(Records from a collection)

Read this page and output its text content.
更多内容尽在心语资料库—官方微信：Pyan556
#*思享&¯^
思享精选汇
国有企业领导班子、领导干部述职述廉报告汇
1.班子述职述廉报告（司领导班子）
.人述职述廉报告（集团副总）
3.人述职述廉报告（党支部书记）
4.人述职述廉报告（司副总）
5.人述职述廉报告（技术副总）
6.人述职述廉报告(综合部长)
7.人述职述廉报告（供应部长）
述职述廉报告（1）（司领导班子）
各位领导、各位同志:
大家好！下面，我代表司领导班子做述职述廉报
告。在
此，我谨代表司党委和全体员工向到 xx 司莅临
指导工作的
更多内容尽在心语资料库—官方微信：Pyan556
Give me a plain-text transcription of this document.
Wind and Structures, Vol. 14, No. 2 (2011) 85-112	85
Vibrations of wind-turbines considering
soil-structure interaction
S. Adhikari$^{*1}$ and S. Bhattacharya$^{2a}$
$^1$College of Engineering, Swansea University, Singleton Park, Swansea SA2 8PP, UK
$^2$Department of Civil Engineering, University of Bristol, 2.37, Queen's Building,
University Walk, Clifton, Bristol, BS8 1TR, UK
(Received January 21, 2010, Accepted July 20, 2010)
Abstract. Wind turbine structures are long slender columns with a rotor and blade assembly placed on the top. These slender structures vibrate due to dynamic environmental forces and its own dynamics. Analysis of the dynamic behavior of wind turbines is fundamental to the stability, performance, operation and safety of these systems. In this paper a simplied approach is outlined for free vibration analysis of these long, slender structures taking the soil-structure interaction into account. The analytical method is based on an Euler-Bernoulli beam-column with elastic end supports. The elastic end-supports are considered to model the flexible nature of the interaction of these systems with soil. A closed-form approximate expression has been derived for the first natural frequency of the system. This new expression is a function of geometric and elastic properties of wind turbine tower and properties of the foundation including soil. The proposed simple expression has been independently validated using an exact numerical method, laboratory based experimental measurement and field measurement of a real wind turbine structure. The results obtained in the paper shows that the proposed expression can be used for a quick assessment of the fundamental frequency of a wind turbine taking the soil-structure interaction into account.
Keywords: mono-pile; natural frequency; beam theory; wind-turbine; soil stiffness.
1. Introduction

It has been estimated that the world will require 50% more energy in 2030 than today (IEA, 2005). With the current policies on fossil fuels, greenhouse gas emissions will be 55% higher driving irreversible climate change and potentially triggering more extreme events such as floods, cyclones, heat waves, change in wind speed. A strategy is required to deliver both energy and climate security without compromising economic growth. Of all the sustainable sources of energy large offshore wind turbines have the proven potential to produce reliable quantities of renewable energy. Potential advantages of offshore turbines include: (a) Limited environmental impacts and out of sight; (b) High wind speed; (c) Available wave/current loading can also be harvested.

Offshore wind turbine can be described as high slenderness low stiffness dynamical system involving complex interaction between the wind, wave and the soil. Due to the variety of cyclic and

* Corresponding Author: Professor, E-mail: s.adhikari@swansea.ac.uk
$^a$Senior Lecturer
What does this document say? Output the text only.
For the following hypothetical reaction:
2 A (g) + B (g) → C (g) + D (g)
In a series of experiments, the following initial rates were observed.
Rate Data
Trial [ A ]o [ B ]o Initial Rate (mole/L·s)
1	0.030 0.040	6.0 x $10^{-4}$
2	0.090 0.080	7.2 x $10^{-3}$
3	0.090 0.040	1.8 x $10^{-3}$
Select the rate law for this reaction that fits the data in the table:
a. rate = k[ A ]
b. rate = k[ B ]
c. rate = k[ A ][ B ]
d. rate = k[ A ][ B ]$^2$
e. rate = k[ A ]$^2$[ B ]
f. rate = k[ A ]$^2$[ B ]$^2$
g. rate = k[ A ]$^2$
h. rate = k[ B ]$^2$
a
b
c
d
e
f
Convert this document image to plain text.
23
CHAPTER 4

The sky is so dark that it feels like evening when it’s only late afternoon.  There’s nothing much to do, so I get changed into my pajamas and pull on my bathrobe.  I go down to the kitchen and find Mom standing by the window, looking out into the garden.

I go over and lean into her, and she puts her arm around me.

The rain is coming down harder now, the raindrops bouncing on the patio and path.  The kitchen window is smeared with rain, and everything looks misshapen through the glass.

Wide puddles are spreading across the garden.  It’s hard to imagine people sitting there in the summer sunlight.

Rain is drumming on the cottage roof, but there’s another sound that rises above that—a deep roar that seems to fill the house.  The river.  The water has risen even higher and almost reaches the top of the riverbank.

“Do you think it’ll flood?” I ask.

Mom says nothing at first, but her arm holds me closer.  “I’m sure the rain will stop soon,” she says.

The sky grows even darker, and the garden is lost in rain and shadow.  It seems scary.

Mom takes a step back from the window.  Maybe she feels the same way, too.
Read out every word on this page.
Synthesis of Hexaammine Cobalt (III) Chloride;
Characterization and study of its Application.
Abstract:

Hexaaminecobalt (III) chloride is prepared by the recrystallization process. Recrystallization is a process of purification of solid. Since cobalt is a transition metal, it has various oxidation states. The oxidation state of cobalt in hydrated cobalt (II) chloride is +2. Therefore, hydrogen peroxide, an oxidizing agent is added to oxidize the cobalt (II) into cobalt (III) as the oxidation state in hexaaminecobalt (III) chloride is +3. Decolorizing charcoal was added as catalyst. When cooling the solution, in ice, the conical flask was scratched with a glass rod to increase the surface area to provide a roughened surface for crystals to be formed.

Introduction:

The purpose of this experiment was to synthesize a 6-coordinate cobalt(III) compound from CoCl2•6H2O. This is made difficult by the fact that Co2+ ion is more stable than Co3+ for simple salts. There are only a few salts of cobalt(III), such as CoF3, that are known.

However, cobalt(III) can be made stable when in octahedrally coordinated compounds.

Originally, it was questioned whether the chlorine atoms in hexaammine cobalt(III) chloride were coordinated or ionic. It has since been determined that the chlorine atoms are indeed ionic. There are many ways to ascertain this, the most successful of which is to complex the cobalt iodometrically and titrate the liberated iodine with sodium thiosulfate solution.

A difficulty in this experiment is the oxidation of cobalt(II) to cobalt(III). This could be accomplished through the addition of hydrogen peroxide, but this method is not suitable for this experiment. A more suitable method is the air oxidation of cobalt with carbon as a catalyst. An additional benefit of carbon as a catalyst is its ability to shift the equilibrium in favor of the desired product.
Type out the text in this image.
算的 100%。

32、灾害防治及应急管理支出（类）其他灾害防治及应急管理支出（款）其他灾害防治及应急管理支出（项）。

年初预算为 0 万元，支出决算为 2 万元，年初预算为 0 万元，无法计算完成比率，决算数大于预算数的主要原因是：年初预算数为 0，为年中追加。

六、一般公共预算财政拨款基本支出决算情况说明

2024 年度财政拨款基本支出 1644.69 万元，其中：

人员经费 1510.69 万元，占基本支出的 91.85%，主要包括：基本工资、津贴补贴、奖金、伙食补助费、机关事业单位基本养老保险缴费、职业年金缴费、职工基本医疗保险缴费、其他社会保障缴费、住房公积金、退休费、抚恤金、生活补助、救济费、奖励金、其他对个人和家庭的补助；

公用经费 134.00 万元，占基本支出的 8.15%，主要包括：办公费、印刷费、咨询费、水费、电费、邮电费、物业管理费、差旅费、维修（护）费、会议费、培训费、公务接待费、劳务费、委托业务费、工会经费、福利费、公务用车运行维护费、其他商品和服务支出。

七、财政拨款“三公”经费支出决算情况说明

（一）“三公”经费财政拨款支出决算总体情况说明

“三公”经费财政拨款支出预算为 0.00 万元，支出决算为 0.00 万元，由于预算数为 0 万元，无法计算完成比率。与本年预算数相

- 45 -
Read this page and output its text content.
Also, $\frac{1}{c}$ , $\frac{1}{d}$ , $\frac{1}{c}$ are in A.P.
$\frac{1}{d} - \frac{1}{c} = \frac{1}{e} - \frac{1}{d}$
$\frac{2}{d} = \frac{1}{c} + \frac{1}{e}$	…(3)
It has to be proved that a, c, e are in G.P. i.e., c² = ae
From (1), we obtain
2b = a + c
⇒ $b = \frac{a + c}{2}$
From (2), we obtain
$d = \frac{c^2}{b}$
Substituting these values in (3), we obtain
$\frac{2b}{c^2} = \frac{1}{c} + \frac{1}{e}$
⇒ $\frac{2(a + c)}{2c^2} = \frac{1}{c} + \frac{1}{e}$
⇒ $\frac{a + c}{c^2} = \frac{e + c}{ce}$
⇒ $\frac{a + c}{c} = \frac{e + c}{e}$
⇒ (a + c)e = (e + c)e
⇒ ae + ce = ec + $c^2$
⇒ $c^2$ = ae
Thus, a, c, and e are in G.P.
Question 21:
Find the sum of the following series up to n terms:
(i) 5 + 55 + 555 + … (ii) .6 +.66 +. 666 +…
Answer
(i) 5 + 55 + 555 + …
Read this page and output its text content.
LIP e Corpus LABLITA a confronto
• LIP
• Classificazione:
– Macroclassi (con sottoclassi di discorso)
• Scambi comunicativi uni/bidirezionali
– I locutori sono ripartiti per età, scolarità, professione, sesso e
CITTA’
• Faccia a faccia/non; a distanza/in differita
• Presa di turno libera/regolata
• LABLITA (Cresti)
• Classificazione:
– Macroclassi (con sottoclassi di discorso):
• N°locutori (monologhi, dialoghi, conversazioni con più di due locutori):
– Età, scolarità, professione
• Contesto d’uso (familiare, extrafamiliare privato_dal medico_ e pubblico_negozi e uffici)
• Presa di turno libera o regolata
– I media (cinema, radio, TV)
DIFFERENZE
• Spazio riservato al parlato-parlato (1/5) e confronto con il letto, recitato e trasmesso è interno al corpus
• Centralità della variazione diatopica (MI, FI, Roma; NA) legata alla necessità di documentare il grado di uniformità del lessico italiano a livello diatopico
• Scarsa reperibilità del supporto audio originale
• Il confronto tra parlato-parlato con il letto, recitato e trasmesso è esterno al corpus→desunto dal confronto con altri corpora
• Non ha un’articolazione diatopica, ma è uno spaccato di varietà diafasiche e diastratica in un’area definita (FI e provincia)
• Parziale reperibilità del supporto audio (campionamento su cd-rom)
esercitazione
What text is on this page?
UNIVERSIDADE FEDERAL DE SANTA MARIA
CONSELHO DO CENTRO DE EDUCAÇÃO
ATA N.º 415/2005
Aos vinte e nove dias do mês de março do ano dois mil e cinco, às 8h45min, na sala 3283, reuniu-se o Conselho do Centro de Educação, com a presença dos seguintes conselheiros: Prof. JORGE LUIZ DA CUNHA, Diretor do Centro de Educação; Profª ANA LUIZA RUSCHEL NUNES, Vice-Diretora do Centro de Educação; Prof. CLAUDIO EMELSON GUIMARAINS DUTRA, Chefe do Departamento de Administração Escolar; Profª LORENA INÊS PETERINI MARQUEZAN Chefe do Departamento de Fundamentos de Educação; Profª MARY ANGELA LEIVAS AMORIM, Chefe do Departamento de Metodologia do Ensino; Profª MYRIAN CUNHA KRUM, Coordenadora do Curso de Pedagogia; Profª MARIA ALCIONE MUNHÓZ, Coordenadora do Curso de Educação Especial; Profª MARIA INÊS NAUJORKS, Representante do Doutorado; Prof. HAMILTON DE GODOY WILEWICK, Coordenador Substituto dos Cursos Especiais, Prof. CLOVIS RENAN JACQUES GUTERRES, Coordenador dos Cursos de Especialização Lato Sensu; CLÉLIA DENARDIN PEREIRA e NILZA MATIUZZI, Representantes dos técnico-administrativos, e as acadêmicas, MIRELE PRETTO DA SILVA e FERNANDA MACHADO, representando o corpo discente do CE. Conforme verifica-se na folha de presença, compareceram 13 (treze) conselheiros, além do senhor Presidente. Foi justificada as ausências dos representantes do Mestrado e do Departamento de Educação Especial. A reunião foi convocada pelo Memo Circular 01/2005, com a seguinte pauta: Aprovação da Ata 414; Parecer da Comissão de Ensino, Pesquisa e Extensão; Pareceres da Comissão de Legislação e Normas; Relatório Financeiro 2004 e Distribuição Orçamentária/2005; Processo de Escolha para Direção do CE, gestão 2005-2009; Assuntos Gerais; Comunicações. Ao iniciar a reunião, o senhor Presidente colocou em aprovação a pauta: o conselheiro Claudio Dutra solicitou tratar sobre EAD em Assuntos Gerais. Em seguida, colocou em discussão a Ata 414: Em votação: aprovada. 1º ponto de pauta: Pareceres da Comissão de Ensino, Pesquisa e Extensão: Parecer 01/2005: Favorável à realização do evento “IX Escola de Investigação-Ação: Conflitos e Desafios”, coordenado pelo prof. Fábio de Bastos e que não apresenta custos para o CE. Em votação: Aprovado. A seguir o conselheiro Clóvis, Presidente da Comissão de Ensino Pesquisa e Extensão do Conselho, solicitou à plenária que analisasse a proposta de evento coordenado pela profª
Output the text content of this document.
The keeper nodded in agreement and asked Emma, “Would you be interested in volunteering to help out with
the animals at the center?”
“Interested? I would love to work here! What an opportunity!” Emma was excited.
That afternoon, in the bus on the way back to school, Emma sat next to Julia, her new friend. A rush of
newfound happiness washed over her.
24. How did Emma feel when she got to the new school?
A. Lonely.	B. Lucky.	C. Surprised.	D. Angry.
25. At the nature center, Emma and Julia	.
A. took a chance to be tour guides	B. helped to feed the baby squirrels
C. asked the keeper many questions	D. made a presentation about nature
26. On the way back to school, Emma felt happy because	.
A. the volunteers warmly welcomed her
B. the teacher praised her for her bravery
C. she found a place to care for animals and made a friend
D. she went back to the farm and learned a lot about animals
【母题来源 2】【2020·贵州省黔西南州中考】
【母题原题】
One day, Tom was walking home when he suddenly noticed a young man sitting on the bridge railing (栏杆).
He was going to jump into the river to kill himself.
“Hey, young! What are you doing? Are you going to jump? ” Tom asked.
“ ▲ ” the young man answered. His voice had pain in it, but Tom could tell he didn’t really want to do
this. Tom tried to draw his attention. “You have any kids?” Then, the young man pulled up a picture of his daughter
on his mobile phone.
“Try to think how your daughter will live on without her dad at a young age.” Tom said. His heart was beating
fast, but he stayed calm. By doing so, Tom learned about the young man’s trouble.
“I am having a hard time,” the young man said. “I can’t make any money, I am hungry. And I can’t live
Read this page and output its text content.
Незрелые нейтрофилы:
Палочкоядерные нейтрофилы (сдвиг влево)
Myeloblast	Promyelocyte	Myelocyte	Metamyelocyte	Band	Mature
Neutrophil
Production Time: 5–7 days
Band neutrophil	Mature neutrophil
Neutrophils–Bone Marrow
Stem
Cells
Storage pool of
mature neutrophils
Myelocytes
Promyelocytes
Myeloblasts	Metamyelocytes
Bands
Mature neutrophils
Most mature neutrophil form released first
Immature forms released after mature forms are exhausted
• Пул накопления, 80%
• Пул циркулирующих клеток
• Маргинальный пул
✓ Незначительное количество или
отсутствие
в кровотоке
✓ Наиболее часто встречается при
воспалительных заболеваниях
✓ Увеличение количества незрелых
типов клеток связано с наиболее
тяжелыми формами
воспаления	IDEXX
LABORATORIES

What you are asked to do:
Copy all lines of the material above where the string "released" occurs.

Answer to the task:
Most mature neutrophil form released first
Immature forms released after mature forms are exhausted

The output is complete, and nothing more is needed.